Stored data ::
= = = = = = =

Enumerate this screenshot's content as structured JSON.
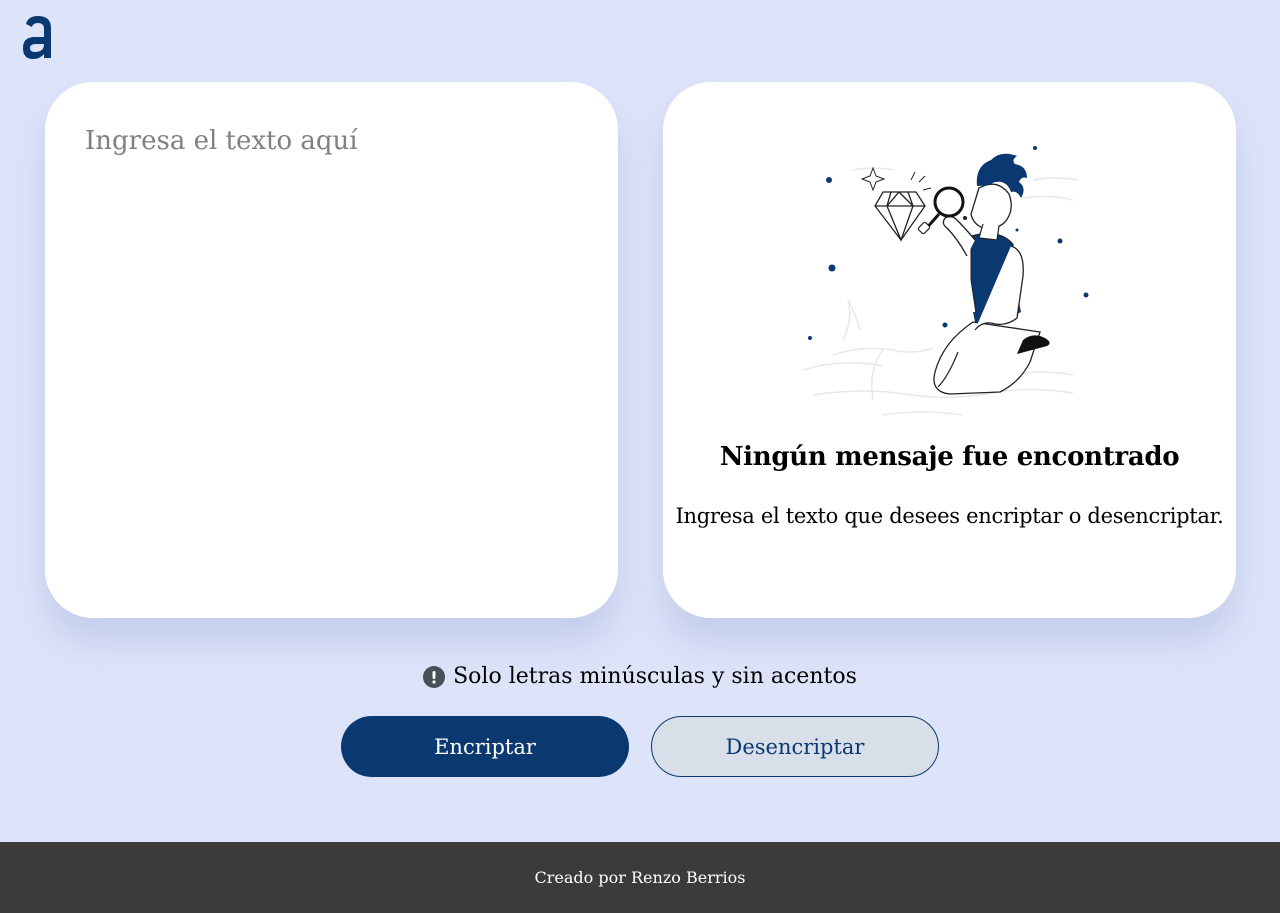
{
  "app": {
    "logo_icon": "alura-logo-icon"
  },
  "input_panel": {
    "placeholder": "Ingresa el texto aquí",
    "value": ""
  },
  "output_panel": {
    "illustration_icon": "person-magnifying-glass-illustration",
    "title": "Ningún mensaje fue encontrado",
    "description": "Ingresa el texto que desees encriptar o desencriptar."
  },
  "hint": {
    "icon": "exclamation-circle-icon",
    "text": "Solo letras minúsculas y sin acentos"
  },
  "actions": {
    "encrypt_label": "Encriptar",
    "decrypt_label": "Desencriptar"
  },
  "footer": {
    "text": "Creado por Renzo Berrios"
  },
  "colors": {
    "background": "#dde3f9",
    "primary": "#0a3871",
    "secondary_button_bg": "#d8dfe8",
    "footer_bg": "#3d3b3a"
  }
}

= = = = = = =

Your task is to copy the entries in full and exactly, without any images.

Answer to the task ::
Enumerate this screenshot's content as structured JSON.
{
  "app": {
    "logo_icon": "alura-logo-icon"
  },
  "input_panel": {
    "placeholder": "Ingresa el texto aquí",
    "value": ""
  },
  "output_panel": {
    "illustration_icon": "person-magnifying-glass-illustration",
    "title": "Ningún mensaje fue encontrado",
    "description": "Ingresa el texto que desees encriptar o desencriptar."
  },
  "hint": {
    "icon": "exclamation-circle-icon",
    "text": "Solo letras minúsculas y sin acentos"
  },
  "actions": {
    "encrypt_label": "Encriptar",
    "decrypt_label": "Desencriptar"
  },
  "footer": {
    "text": "Creado por Renzo Berrios"
  },
  "colors": {
    "background": "#dde3f9",
    "primary": "#0a3871",
    "secondary_button_bg": "#d8dfe8",
    "footer_bg": "#3d3b3a"
  }
}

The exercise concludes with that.